TASK REQUIREMENTS – Check each line of the listing, and copy it if it contains the word "swallowing".

TASK DATA –
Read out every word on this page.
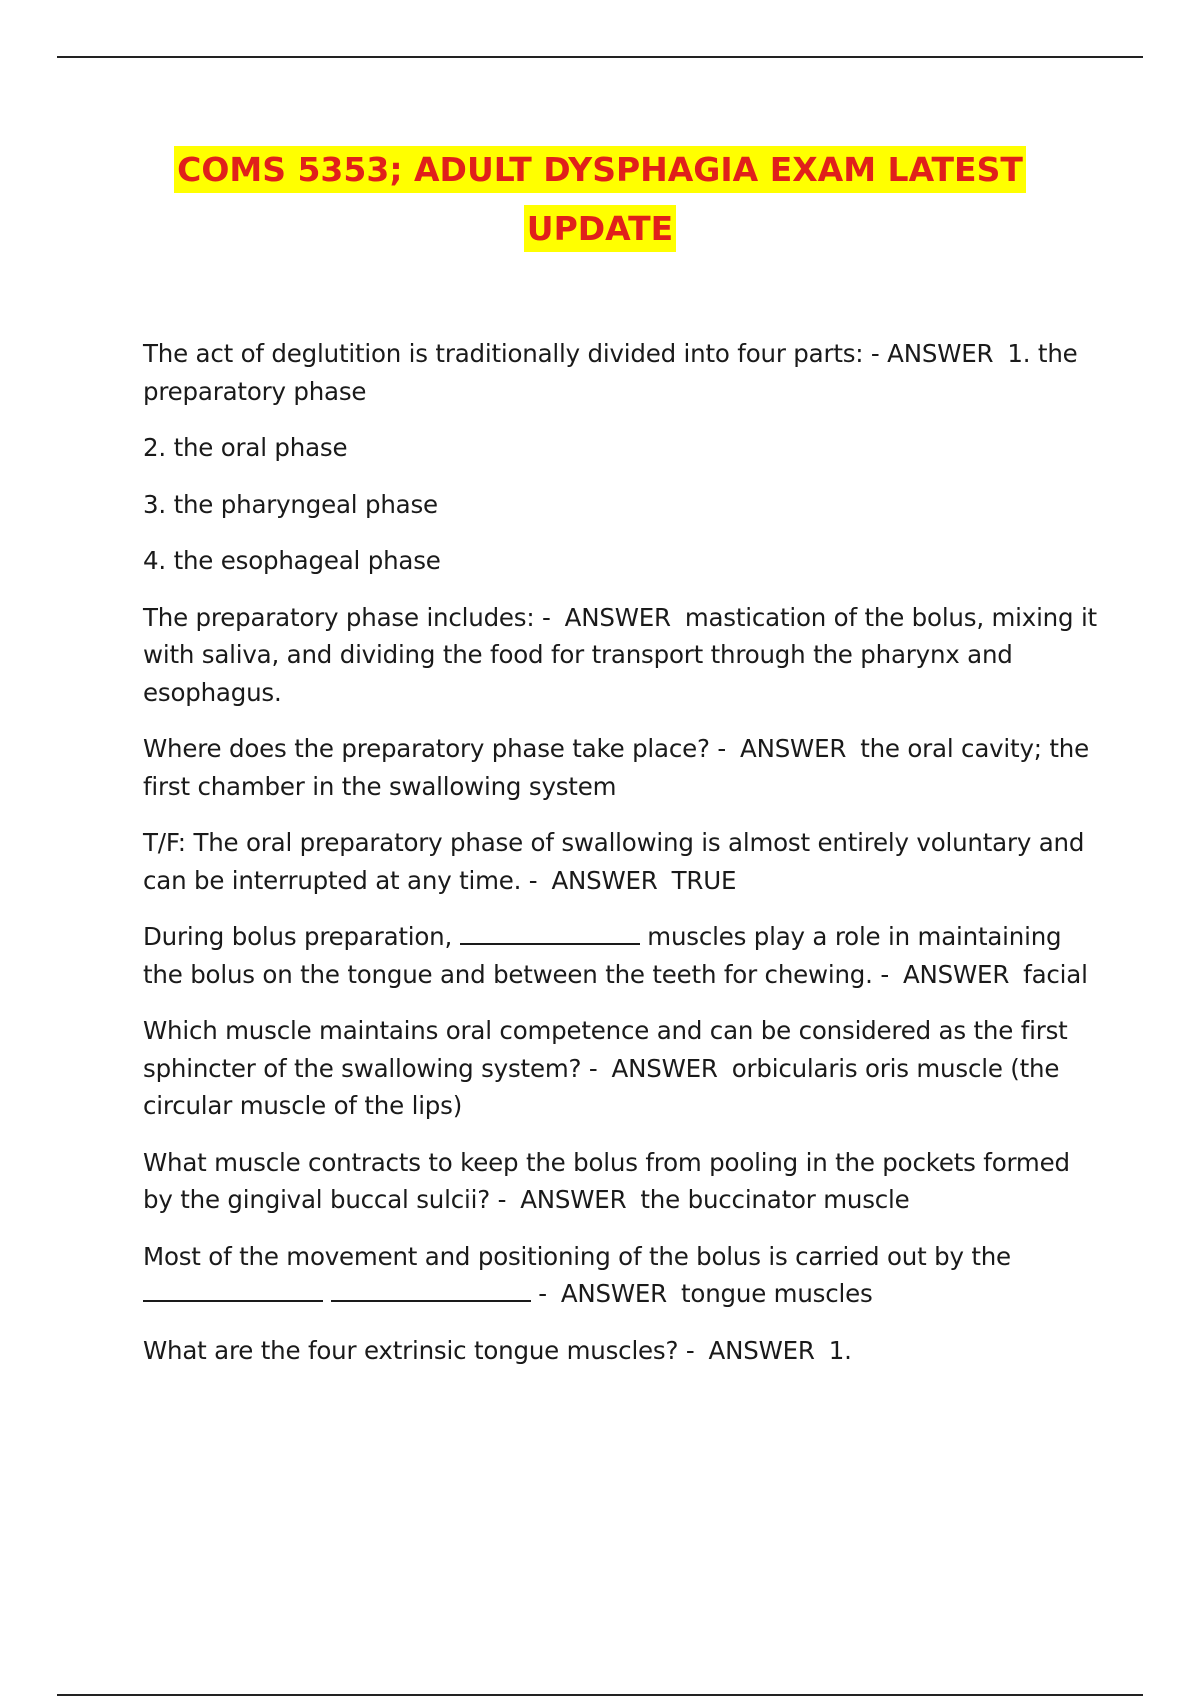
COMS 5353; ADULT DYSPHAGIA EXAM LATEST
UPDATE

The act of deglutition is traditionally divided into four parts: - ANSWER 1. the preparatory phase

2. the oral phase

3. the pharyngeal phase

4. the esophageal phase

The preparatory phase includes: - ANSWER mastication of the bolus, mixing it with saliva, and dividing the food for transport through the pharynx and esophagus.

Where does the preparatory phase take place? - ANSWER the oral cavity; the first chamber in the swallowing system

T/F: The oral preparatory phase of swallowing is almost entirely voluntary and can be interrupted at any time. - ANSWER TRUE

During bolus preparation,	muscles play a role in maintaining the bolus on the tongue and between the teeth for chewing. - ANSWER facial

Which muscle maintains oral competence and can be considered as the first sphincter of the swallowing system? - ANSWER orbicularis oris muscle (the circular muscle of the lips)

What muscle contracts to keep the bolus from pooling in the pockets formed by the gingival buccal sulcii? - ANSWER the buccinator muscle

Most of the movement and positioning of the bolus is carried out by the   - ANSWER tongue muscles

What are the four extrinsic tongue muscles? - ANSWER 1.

EXERCISE OUTPUT –
Where does the preparatory phase take place? - ANSWER the oral cavity; the first chamber in the swallowing system
T/F: The oral preparatory phase of swallowing is almost entirely voluntary and can be interrupted at any time. - ANSWER TRUE
Which muscle maintains oral competence and can be considered as the first sphincter of the swallowing system? - ANSWER orbicularis oris muscle (the circular muscle of the lips)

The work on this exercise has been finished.